**Work request 1:**
Translate this sentence from the ScatterFormer passage into French: "Sorting/resorting accounts for 24% of latency in DSVT; CWI thoroughly eliminates this overhead with simple axially decomposed large-kernel convolutions."
**Work request 2:**
From the ScatterFormer passage, write out the part that opens with the words "- Linear Complexity" and closes with "for in-vehicle deployment.".

Highlights & Insights¶
- Pioneering Nature: The first method to directly apply attention to variable-length voxel sequences, completely avoiding sorting and padding.
- I/O-Aware Algorithm: Design of chunk-wise matrix multiplication utilizing GPU memory hierarchy (HBM→SRAM) is an excellent example of hardware-algorithm co-design.
- CWI Replacing Window Shifting: Sorting/resorting accounts for 24% of latency in DSVT; CWI thoroughly eliminates this overhead with simple axially decomposed large-kernel convolutions.
- Linear Complexity without Sacrificing Accuracy: Proves that linear attention is not only feasible in 3D detection but also superior to softmax attention.
- Significant Improvement for Cyclist: ScatterFormer-4f improves by 0.8 APH (L2) on Cyclist compared to DSVT-4f, indicating a special advantage in detecting sparse, small objects.
Limitations & Future Work¶
- Reliance on custom operators (Triton kernel), which have not been implemented as TensorRT plugins, requiring additional engineering effort for in-vehicle deployment.

**Data for review:**

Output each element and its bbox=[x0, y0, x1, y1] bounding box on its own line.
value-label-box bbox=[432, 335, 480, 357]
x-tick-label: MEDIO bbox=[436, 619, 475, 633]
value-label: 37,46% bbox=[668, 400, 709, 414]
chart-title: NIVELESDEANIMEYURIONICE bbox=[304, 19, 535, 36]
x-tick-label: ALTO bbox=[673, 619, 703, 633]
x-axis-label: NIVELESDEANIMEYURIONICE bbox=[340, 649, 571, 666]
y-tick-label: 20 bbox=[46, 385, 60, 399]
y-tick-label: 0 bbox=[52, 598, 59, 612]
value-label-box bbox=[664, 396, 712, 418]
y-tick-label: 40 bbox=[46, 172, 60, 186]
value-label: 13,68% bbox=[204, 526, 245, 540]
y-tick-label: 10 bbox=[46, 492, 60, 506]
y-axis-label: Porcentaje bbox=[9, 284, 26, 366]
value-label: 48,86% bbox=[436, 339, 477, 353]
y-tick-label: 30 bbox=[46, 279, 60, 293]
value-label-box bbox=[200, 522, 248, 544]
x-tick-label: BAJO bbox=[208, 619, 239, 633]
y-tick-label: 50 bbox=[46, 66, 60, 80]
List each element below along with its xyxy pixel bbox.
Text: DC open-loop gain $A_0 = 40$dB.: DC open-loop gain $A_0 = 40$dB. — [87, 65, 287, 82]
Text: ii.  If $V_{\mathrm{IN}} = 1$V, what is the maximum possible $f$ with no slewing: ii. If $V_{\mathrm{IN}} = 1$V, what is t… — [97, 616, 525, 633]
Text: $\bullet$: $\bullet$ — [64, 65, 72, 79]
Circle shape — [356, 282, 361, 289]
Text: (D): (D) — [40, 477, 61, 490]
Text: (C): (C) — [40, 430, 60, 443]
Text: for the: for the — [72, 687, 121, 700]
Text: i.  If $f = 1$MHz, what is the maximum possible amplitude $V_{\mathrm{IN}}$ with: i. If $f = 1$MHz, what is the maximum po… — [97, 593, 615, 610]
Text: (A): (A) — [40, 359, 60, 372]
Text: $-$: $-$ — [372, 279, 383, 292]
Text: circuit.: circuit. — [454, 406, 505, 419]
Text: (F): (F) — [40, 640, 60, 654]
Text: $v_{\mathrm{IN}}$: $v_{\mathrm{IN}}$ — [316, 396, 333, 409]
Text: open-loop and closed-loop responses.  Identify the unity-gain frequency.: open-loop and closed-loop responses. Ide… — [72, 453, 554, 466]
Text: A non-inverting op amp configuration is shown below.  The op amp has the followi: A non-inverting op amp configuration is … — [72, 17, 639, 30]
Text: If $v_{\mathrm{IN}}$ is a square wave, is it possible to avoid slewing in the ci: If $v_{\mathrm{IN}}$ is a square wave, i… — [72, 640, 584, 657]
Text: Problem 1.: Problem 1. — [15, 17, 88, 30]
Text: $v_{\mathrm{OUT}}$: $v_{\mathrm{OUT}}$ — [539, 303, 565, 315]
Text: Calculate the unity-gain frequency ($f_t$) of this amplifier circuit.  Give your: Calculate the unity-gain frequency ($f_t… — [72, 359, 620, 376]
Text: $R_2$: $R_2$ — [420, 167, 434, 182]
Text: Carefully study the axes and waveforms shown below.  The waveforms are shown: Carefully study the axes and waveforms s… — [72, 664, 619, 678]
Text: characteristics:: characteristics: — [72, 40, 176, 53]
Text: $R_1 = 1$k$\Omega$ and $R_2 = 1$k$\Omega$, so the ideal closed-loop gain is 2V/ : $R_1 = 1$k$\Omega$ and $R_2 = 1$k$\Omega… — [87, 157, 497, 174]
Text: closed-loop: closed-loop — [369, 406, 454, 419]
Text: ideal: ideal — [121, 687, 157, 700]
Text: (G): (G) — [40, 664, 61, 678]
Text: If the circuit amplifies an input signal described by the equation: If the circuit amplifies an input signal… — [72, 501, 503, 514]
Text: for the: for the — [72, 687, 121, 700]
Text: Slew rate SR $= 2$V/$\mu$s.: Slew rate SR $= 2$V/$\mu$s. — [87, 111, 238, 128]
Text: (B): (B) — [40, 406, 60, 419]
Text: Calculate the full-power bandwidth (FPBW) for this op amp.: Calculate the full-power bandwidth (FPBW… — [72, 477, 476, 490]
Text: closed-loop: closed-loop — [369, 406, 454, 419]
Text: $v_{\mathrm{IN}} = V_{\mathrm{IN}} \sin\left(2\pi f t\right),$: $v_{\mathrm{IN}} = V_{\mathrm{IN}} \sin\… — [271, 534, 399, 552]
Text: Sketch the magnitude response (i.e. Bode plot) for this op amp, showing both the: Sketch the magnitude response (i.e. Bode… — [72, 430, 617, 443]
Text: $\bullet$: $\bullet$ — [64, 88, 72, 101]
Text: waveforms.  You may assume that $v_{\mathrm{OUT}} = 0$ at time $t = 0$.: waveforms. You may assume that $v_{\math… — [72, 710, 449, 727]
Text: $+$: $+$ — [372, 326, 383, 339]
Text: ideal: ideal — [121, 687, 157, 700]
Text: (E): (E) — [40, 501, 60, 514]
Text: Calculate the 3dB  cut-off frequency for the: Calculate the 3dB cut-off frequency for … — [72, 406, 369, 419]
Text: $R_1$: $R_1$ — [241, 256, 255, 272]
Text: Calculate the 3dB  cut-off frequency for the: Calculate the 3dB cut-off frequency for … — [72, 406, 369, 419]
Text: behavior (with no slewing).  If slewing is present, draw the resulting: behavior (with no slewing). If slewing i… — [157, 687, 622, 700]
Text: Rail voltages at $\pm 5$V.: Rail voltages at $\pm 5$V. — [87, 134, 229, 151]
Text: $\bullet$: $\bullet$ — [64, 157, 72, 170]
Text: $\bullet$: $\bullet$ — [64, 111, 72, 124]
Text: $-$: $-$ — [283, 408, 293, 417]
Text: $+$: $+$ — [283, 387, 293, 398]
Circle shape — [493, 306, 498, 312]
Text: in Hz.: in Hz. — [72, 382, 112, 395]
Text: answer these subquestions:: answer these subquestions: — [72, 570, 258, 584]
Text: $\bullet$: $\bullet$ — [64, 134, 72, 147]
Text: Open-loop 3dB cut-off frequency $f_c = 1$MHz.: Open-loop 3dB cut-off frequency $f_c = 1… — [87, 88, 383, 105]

**Exercise solution 1:**
Le tri et le re-tri représentent 24 % de la latence dans DSVT ; CWI élimine entièrement ce surcoût au moyen de simples convolutions à grand noyau décomposées selon les axes.

**Exercise solution 2:**
- Linear Complexity without Sacrificing Accuracy: Proves that linear attention is not only feasible in 3D detection but also superior to softmax attention.
- Significant Improvement for Cyclist: ScatterFormer-4f improves by 0.8 APH (L2) on Cyclist compared to DSVT-4f, indicating a special advantage in detecting sparse, small objects.
Limitations & Future Work¶
- Reliance on custom operators (Triton kernel), which have not been implemented as TensorRT plugins, requiring additional engineering effort for in-vehicle deployment.